§ **SHORT PROBLEM**
Emit the line that holds "Transcribe the text in this document." and all lines following it through the end of the data, verbatim, and nothing else.

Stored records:
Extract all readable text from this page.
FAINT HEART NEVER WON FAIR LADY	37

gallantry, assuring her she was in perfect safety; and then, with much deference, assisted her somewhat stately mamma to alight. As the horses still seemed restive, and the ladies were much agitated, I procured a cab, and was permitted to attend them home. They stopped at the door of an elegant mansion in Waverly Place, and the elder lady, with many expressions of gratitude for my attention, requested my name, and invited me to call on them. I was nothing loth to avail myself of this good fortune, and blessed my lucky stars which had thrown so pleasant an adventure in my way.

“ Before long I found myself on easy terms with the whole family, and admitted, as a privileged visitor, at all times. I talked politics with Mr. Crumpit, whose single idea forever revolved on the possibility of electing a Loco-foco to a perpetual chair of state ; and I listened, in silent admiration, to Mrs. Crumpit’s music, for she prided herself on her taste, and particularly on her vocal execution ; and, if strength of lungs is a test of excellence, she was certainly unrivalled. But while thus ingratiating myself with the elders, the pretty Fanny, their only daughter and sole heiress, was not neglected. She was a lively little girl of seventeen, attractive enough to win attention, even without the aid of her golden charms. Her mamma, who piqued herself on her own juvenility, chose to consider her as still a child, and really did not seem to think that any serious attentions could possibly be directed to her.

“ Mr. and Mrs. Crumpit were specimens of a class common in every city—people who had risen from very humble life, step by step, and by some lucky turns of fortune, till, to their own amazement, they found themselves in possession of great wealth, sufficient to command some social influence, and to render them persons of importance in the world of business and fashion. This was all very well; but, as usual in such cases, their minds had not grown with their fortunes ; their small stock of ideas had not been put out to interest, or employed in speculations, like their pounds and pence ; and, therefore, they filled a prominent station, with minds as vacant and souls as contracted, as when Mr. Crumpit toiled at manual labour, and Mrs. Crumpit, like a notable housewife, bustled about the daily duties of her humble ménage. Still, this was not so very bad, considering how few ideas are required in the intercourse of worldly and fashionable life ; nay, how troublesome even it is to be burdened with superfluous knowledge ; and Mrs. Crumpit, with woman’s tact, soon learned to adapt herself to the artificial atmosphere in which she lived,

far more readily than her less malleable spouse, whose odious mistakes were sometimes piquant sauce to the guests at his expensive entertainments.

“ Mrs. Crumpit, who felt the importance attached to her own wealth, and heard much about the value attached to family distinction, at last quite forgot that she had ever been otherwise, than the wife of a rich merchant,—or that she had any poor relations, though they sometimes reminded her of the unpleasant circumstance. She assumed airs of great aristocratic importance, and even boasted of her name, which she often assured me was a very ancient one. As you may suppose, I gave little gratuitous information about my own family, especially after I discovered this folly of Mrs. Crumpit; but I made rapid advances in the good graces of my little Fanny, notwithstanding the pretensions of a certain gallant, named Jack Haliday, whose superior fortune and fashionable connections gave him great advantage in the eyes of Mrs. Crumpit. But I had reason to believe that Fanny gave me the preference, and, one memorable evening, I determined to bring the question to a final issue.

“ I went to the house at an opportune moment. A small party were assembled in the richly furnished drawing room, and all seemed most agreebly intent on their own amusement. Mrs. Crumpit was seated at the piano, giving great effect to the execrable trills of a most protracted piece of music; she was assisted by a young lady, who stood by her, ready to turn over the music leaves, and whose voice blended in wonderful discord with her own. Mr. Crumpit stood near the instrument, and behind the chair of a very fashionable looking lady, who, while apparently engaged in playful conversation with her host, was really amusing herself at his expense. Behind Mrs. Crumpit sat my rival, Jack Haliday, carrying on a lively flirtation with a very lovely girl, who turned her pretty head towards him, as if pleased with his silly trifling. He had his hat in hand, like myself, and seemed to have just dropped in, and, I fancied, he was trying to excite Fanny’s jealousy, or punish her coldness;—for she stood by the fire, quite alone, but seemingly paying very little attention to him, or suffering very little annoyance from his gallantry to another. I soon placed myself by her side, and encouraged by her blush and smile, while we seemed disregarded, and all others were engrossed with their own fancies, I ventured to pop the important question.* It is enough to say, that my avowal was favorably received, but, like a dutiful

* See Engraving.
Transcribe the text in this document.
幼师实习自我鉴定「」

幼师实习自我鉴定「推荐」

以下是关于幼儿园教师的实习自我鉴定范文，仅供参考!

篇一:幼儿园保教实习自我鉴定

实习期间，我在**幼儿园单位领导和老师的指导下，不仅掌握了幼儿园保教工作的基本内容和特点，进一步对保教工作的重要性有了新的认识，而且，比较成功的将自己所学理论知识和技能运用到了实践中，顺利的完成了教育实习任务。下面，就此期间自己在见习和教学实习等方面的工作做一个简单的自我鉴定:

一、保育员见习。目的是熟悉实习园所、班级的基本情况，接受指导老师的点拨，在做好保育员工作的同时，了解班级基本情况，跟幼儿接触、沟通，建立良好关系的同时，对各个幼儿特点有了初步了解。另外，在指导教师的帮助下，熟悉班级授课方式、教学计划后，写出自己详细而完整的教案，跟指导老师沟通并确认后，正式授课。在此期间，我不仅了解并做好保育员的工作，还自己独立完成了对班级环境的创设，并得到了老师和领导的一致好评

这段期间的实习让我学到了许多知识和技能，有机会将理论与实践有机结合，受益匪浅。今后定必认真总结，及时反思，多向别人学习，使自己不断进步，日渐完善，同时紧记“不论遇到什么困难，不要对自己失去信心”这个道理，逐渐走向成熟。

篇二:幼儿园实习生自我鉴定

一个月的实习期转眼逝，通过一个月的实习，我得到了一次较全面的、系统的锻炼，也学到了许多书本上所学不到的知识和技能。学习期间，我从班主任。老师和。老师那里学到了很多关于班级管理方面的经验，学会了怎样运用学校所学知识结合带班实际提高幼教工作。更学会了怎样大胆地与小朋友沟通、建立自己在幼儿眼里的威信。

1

§ **THE RESPONSE**
Transcribe the text in this document.
幼师实习自我鉴定「」

幼师实习自我鉴定「推荐」

以下是关于幼儿园教师的实习自我鉴定范文，仅供参考!

篇一:幼儿园保教实习自我鉴定

实习期间，我在**幼儿园单位领导和老师的指导下，不仅掌握了幼儿园保教工作的基本内容和特点，进一步对保教工作的重要性有了新的认识，而且，比较成功的将自己所学理论知识和技能运用到了实践中，顺利的完成了教育实习任务。下面，就此期间自己在见习和教学实习等方面的工作做一个简单的自我鉴定:

一、保育员见习。目的是熟悉实习园所、班级的基本情况，接受指导老师的点拨，在做好保育员工作的同时，了解班级基本情况，跟幼儿接触、沟通，建立良好关系的同时，对各个幼儿特点有了初步了解。另外，在指导教师的帮助下，熟悉班级授课方式、教学计划后，写出自己详细而完整的教案，跟指导老师沟通并确认后，正式授课。在此期间，我不仅了解并做好保育员的工作，还自己独立完成了对班级环境的创设，并得到了老师和领导的一致好评

这段期间的实习让我学到了许多知识和技能，有机会将理论与实践有机结合，受益匪浅。今后定必认真总结，及时反思，多向别人学习，使自己不断进步，日渐完善，同时紧记“不论遇到什么困难，不要对自己失去信心”这个道理，逐渐走向成熟。

篇二:幼儿园实习生自我鉴定

一个月的实习期转眼逝，通过一个月的实习，我得到了一次较全面的、系统的锻炼，也学到了许多书本上所学不到的知识和技能。学习期间，我从班主任。老师和。老师那里学到了很多关于班级管理方面的经验，学会了怎样运用学校所学知识结合带班实际提高幼教工作。更学会了怎样大胆地与小朋友沟通、建立自己在幼儿眼里的威信。

1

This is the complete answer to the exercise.